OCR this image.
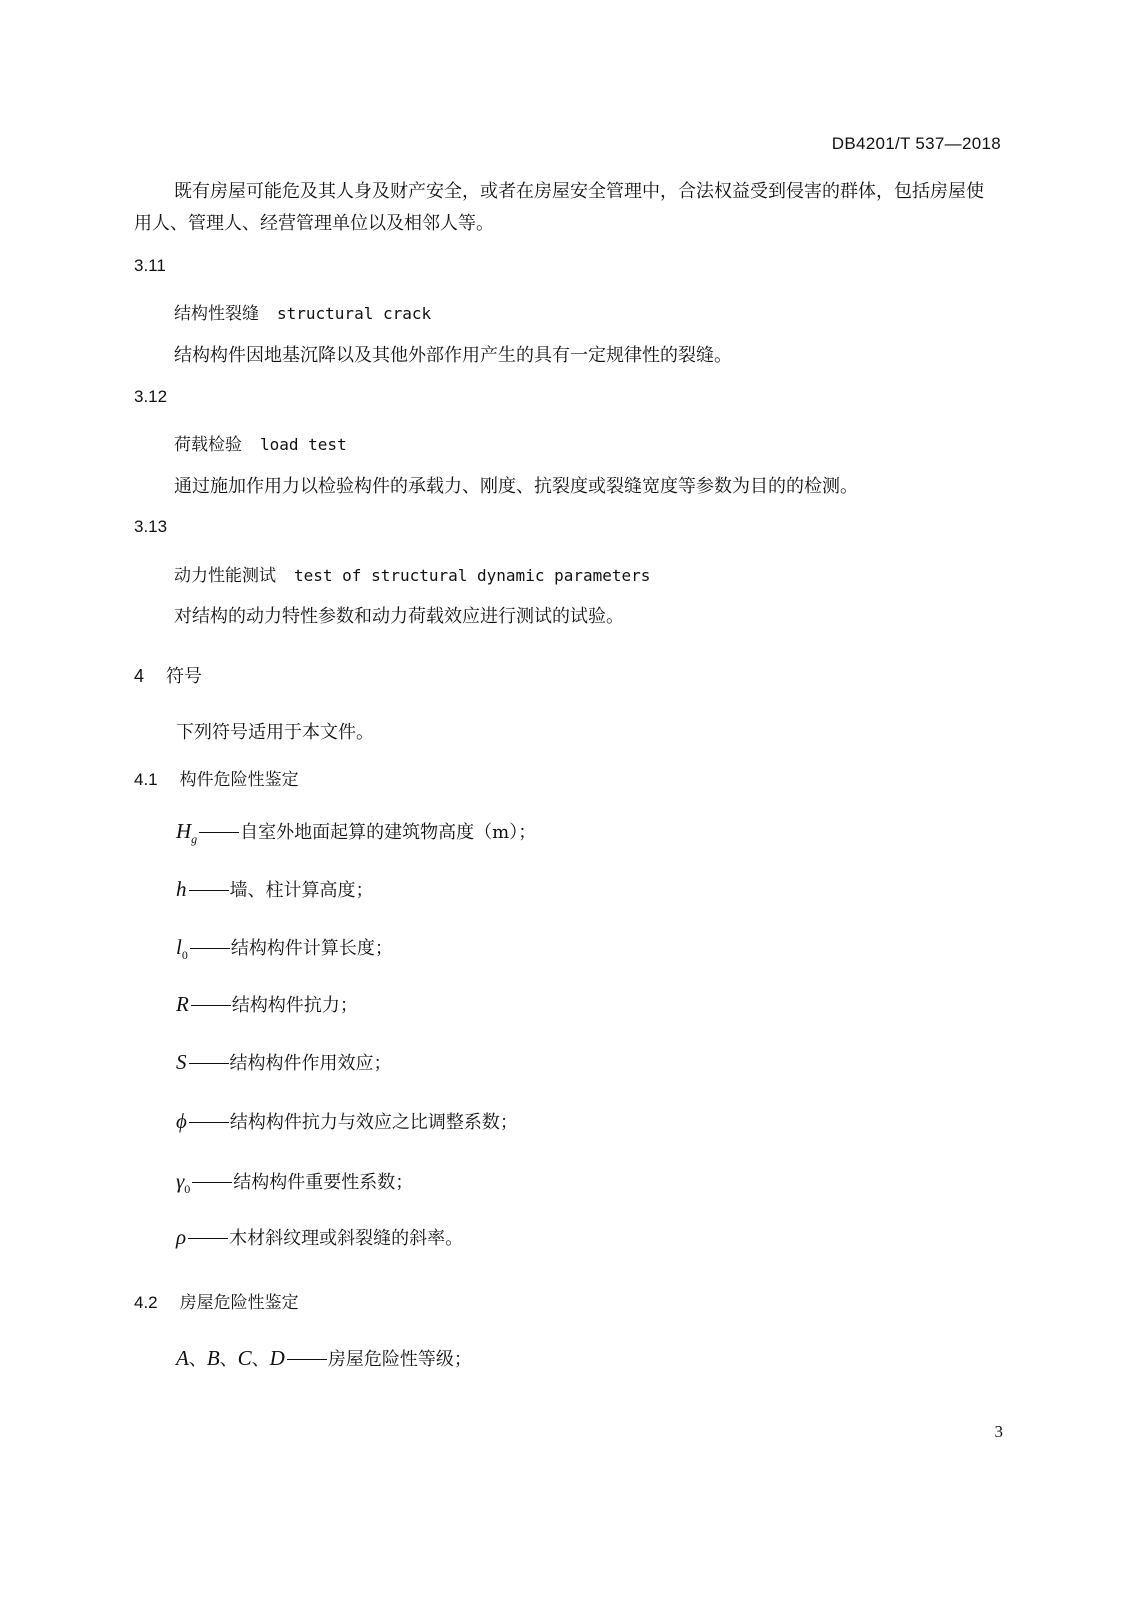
DB4201/T 537—2018
既有房屋可能危及其人身及财产安全，或者在房屋安全管理中，合法权益受到侵害的群体，包括房屋使用人、管理人、经营管理单位以及相邻人等。
3.11
结构性裂缝 structural crack
结构构件因地基沉降以及其他外部作用产生的具有一定规律性的裂缝。
3.12
荷载检验 load test
通过施加作用力以检验构件的承载力、刚度、抗裂度或裂缝宽度等参数为目的的检测。
3.13
动力性能测试 test of structural dynamic parameters
对结构的动力特性参数和动力荷载效应进行测试的试验。
4 符号
下列符号适用于本文件。
4.1 构件危险性鉴定
$H_g$ 自室外地面起算的建筑物高度（m）；
h 墙、柱计算高度；
$l_0$ 结构构件计算长度；
R 结构构件抗力；
S 结构构件作用效应；
ϕ 结构构件抗力与效应之比调整系数；
$\gamma_0$ 结构构件重要性系数；
ρ 木材斜纹理或斜裂缝的斜率。
4.2 房屋危险性鉴定
A、B、C、D 房屋危险性等级；
3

- **Task instructions**: Without including any pictures, reproduce the listing exactly.

- **Full output**:
OCR this image.
DB4201/T 537—2018
既有房屋可能危及其人身及财产安全，或者在房屋安全管理中，合法权益受到侵害的群体，包括房屋使用人、管理人、经营管理单位以及相邻人等。
3.11
结构性裂缝 structural crack
结构构件因地基沉降以及其他外部作用产生的具有一定规律性的裂缝。
3.12
荷载检验 load test
通过施加作用力以检验构件的承载力、刚度、抗裂度或裂缝宽度等参数为目的的检测。
3.13
动力性能测试 test of structural dynamic parameters
对结构的动力特性参数和动力荷载效应进行测试的试验。
4 符号
下列符号适用于本文件。
4.1 构件危险性鉴定
$H_g$ 自室外地面起算的建筑物高度（m）；
h 墙、柱计算高度；
$l_0$ 结构构件计算长度；
R 结构构件抗力；
S 结构构件作用效应；
ϕ 结构构件抗力与效应之比调整系数；
$\gamma_0$ 结构构件重要性系数；
ρ 木材斜纹理或斜裂缝的斜率。
4.2 房屋危险性鉴定
A、B、C、D 房屋危险性等级；
3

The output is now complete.